Exercise details — Where a line contains the string "重力加速度为", copy that line.

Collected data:
>>>>>
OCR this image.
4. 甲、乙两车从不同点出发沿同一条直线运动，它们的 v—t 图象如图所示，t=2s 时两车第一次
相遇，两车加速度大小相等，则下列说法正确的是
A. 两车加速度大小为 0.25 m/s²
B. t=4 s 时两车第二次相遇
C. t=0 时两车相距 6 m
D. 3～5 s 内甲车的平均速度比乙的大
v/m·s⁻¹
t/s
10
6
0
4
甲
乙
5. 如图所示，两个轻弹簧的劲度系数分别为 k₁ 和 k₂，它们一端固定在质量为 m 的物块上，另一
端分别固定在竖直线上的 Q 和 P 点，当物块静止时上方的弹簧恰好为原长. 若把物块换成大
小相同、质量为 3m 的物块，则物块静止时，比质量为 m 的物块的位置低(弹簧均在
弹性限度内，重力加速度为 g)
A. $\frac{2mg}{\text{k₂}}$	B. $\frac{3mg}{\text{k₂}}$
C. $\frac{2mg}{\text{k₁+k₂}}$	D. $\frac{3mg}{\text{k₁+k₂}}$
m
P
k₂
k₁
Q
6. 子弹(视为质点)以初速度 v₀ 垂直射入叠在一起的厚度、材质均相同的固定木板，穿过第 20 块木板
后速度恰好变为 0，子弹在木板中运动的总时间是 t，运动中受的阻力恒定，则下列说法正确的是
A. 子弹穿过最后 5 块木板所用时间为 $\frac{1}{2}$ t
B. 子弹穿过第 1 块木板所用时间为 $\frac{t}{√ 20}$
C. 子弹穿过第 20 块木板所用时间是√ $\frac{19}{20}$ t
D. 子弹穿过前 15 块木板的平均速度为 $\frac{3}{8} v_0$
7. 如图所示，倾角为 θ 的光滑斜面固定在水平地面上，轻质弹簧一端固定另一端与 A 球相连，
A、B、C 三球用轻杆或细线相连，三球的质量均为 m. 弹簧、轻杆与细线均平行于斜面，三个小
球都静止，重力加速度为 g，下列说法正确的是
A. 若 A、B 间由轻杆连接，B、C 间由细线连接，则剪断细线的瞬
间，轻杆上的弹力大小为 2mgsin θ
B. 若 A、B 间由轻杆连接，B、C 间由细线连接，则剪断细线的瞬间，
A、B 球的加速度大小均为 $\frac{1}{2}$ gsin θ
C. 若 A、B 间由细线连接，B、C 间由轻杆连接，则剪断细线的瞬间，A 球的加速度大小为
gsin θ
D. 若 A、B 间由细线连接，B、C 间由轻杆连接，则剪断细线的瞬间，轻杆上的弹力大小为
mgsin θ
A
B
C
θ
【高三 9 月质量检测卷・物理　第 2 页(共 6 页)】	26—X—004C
<<<<<
Solution to this exercise —
弹性限度内，重力加速度为 g)
球都静止，重力加速度为 g，下列说法正确的是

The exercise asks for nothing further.